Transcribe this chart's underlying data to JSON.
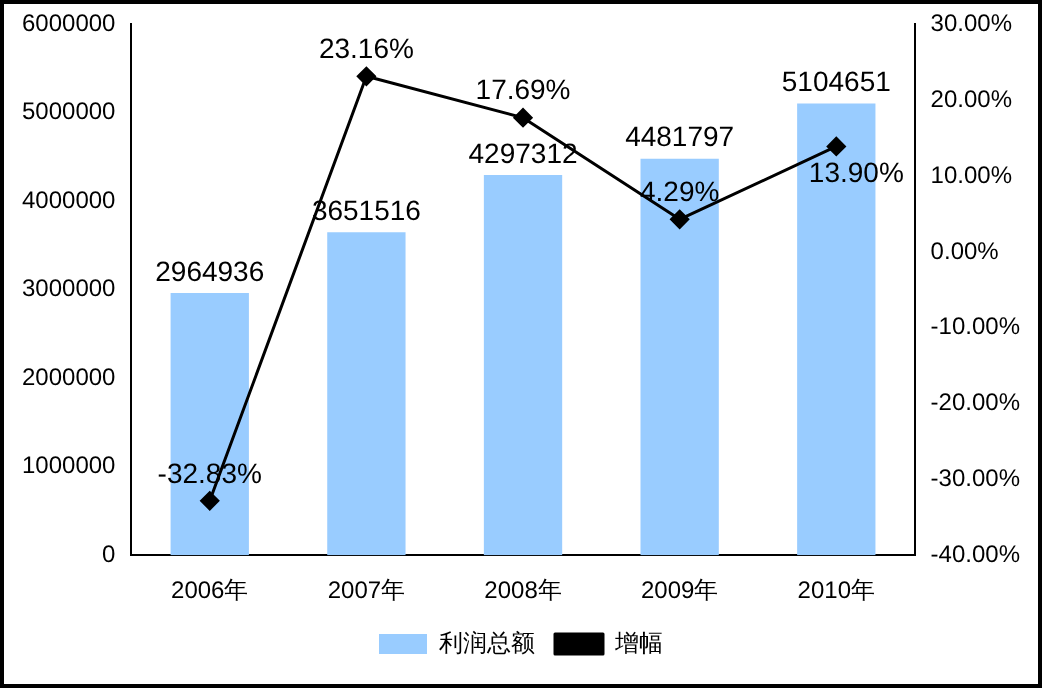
{
  "chart_data": {
    "type": "bar",
    "categories": [
      "2006年",
      "2007年",
      "2008年",
      "2009年",
      "2010年"
    ],
    "series": [
      {
        "name": "利润总额",
        "color": "#99ccff",
        "values": [
          2964936,
          3651516,
          4297312,
          4481797,
          5104651
        ],
        "value_labels": [
          "2964936",
          "3651516",
          "4297312",
          "4481797",
          "5104651"
        ]
      },
      {
        "name": "增幅",
        "type": "line",
        "axis": "y2",
        "color": "#000000",
        "values": [
          -32.83,
          23.16,
          17.69,
          4.29,
          13.9
        ],
        "value_labels": [
          "-32.83%",
          "23.16%",
          "17.69%",
          "4.29%",
          "13.90%"
        ]
      }
    ],
    "ylim": [
      0,
      6000000
    ],
    "yticks": [
      0,
      1000000,
      2000000,
      3000000,
      4000000,
      5000000,
      6000000
    ],
    "y2lim": [
      -40,
      30
    ],
    "y2ticks": [
      {
        "value": -40,
        "label": "-40.00%"
      },
      {
        "value": -30,
        "label": "-30.00%"
      },
      {
        "value": -20,
        "label": "-20.00%"
      },
      {
        "value": -10,
        "label": "-10.00%"
      },
      {
        "value": 0,
        "label": "0.00%"
      },
      {
        "value": 10,
        "label": "10.00%"
      },
      {
        "value": 20,
        "label": "20.00%"
      },
      {
        "value": 30,
        "label": "30.00%"
      }
    ],
    "grid": false,
    "legend": "bottom",
    "marker": "diamond",
    "line_style": "solid"
  }
}
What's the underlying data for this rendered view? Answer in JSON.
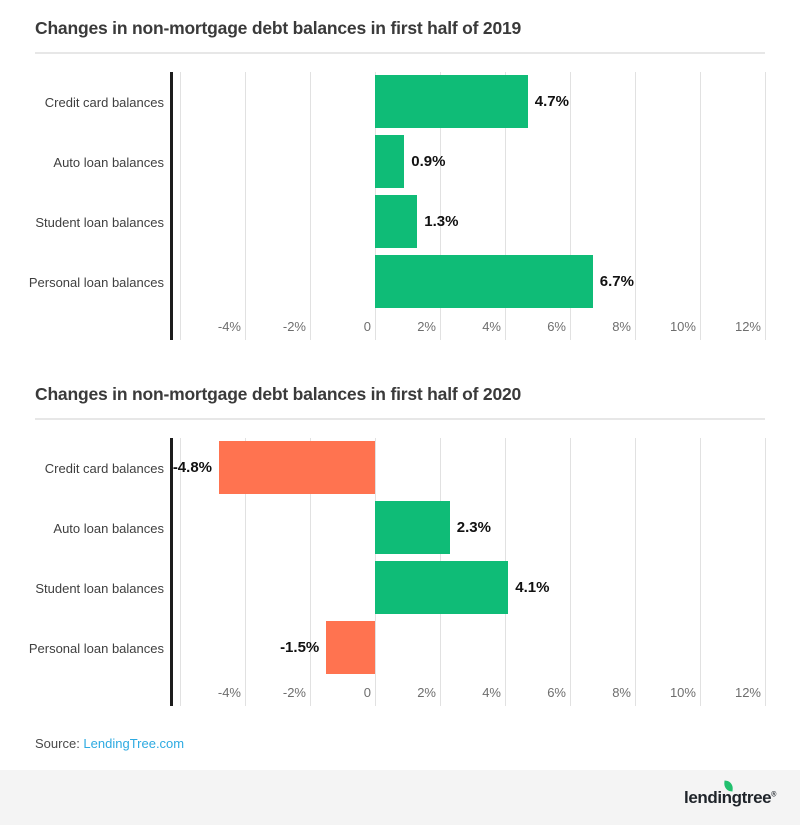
{
  "chart_data": [
    {
      "type": "bar",
      "orientation": "horizontal",
      "title": "Changes in non-mortgage debt balances in first half of 2019",
      "categories": [
        "Credit card balances",
        "Auto loan balances",
        "Student loan balances",
        "Personal loan balances"
      ],
      "values": [
        4.7,
        0.9,
        1.3,
        6.7
      ],
      "value_labels": [
        "4.7%",
        "0.9%",
        "1.3%",
        "6.7%"
      ],
      "xlim": [
        -6,
        12
      ],
      "x_tick_values": [
        -4,
        -2,
        0,
        2,
        4,
        6,
        8,
        10,
        12
      ],
      "x_tick_labels": [
        "-4%",
        "-2%",
        "0",
        "2%",
        "4%",
        "6%",
        "8%",
        "10%",
        "12%"
      ],
      "grid": true,
      "legend": "none",
      "positive_color": "#0fbc77",
      "negative_color": "#ff7350"
    },
    {
      "type": "bar",
      "orientation": "horizontal",
      "title": "Changes in non-mortgage debt balances in first half of 2020",
      "categories": [
        "Credit card balances",
        "Auto loan balances",
        "Student loan balances",
        "Personal loan balances"
      ],
      "values": [
        -4.8,
        2.3,
        4.1,
        -1.5
      ],
      "value_labels": [
        "-4.8%",
        "2.3%",
        "4.1%",
        "-1.5%"
      ],
      "xlim": [
        -6,
        12
      ],
      "x_tick_values": [
        -4,
        -2,
        0,
        2,
        4,
        6,
        8,
        10,
        12
      ],
      "x_tick_labels": [
        "-4%",
        "-2%",
        "0",
        "2%",
        "4%",
        "6%",
        "8%",
        "10%",
        "12%"
      ],
      "grid": true,
      "legend": "none",
      "positive_color": "#0fbc77",
      "negative_color": "#ff7350"
    }
  ],
  "colors": {
    "positive_bar": "#0fbc77",
    "negative_bar": "#ff7350",
    "gridline": "#e1e1e1",
    "axis_line": "#1d1d1d",
    "link_blue": "#2daae1",
    "title_text": "#3a3a3a"
  },
  "source": {
    "prefix": "Source: ",
    "link_text": "LendingTree.com"
  },
  "footer": {
    "logo_text": "lendingtree",
    "registered_mark": "®"
  }
}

================================

» **Goal**: From the records given above, reproduce all text exactly and exclude each picture.

» **Result**:
Transcribe this chart's underlying data to JSON.
{
  "chart_data": {
    "type": "bar",
    "categories": [
      "2006年",
      "2007年",
      "2008年",
      "2009年",
      "2010年"
    ],
    "series": [
      {
        "name": "利润总额",
        "color": "#99ccff",
        "values": [
          2964936,
          3651516,
          4297312,
          4481797,
          5104651
        ],
        "value_labels": [
          "2964936",
          "3651516",
          "4297312",
          "4481797",
          "5104651"
        ]
      },
      {
        "name": "增幅",
        "type": "line",
        "axis": "y2",
        "color": "#000000",
        "values": [
          -32.83,
          23.16,
          17.69,
          4.29,
          13.9
        ],
        "value_labels": [
          "-32.83%",
          "23.16%",
          "17.69%",
          "4.29%",
          "13.90%"
        ]
      }
    ],
    "ylim": [
      0,
      6000000
    ],
    "yticks": [
      0,
      1000000,
      2000000,
      3000000,
      4000000,
      5000000,
      6000000
    ],
    "y2lim": [
      -40,
      30
    ],
    "y2ticks": [
      {
        "value": -40,
        "label": "-40.00%"
      },
      {
        "value": -30,
        "label": "-30.00%"
      },
      {
        "value": -20,
        "label": "-20.00%"
      },
      {
        "value": -10,
        "label": "-10.00%"
      },
      {
        "value": 0,
        "label": "0.00%"
      },
      {
        "value": 10,
        "label": "10.00%"
      },
      {
        "value": 20,
        "label": "20.00%"
      },
      {
        "value": 30,
        "label": "30.00%"
      }
    ],
    "grid": false,
    "legend": "bottom",
    "marker": "diamond",
    "line_style": "solid"
  }
}
What's the underlying data for this rendered view? Answer in JSON.
{
  "chart_data": [
    {
      "type": "bar",
      "orientation": "horizontal",
      "title": "Changes in non-mortgage debt balances in first half of 2019",
      "categories": [
        "Credit card balances",
        "Auto loan balances",
        "Student loan balances",
        "Personal loan balances"
      ],
      "values": [
        4.7,
        0.9,
        1.3,
        6.7
      ],
      "value_labels": [
        "4.7%",
        "0.9%",
        "1.3%",
        "6.7%"
      ],
      "xlim": [
        -6,
        12
      ],
      "x_tick_values": [
        -4,
        -2,
        0,
        2,
        4,
        6,
        8,
        10,
        12
      ],
      "x_tick_labels": [
        "-4%",
        "-2%",
        "0",
        "2%",
        "4%",
        "6%",
        "8%",
        "10%",
        "12%"
      ],
      "grid": true,
      "legend": "none",
      "positive_color": "#0fbc77",
      "negative_color": "#ff7350"
    },
    {
      "type": "bar",
      "orientation": "horizontal",
      "title": "Changes in non-mortgage debt balances in first half of 2020",
      "categories": [
        "Credit card balances",
        "Auto loan balances",
        "Student loan balances",
        "Personal loan balances"
      ],
      "values": [
        -4.8,
        2.3,
        4.1,
        -1.5
      ],
      "value_labels": [
        "-4.8%",
        "2.3%",
        "4.1%",
        "-1.5%"
      ],
      "xlim": [
        -6,
        12
      ],
      "x_tick_values": [
        -4,
        -2,
        0,
        2,
        4,
        6,
        8,
        10,
        12
      ],
      "x_tick_labels": [
        "-4%",
        "-2%",
        "0",
        "2%",
        "4%",
        "6%",
        "8%",
        "10%",
        "12%"
      ],
      "grid": true,
      "legend": "none",
      "positive_color": "#0fbc77",
      "negative_color": "#ff7350"
    }
  ],
  "colors": {
    "positive_bar": "#0fbc77",
    "negative_bar": "#ff7350",
    "gridline": "#e1e1e1",
    "axis_line": "#1d1d1d",
    "link_blue": "#2daae1",
    "title_text": "#3a3a3a"
  },
  "source": {
    "prefix": "Source: ",
    "link_text": "LendingTree.com"
  },
  "footer": {
    "logo_text": "lendingtree",
    "registered_mark": "®"
  }
}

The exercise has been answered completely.